(What is expected)
Filter these entries so that only lines with the word "ylabel" remain.

######

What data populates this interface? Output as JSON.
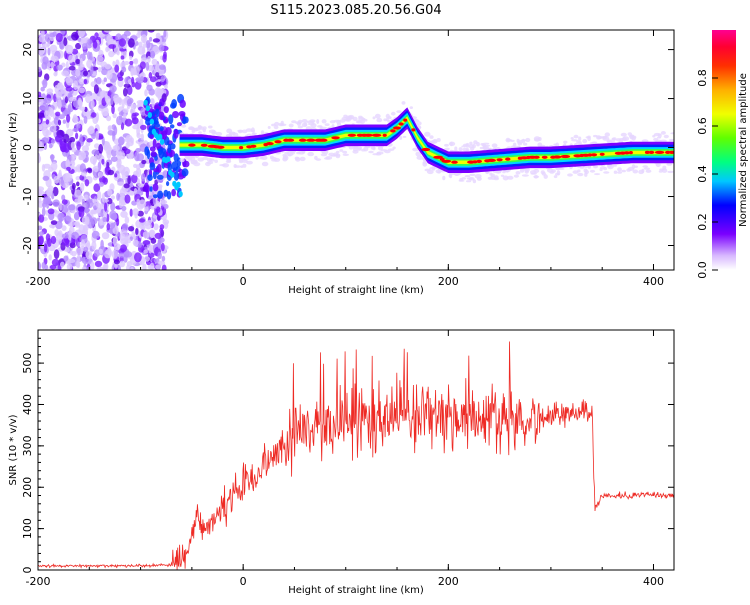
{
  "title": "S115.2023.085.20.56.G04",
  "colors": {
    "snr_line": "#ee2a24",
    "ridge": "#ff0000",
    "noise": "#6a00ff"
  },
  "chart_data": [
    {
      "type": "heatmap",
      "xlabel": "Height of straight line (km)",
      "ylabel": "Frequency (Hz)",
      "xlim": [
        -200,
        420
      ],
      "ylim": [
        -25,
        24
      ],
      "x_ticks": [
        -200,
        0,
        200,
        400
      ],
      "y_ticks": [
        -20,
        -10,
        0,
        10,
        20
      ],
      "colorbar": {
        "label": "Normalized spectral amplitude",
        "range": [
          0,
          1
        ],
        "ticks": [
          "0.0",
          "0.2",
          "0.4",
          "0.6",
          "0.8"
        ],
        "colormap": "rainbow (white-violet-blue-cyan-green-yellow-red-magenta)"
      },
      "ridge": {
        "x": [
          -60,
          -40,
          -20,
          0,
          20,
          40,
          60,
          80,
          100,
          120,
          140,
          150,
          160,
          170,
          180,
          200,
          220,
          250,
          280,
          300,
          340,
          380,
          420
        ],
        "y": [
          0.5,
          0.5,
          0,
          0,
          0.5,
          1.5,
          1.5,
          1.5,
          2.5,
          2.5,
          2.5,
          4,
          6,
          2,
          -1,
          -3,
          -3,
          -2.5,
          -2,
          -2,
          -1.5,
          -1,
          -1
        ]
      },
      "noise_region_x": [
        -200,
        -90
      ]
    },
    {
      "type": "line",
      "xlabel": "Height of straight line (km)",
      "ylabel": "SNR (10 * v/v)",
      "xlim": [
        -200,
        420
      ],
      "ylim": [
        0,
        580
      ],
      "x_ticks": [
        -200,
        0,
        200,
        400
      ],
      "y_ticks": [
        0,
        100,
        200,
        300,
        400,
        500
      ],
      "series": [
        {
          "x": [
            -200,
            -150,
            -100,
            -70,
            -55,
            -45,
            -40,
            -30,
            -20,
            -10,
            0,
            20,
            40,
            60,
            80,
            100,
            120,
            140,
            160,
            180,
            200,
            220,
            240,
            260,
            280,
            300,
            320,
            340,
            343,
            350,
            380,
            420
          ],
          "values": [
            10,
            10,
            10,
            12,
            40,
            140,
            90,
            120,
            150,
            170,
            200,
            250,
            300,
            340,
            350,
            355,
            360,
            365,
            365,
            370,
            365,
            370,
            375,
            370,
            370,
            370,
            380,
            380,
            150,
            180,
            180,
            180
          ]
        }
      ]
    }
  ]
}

######

(Result)
      "ylabel": "Frequency (Hz)",
      "ylabel": "SNR (10 * v/v)",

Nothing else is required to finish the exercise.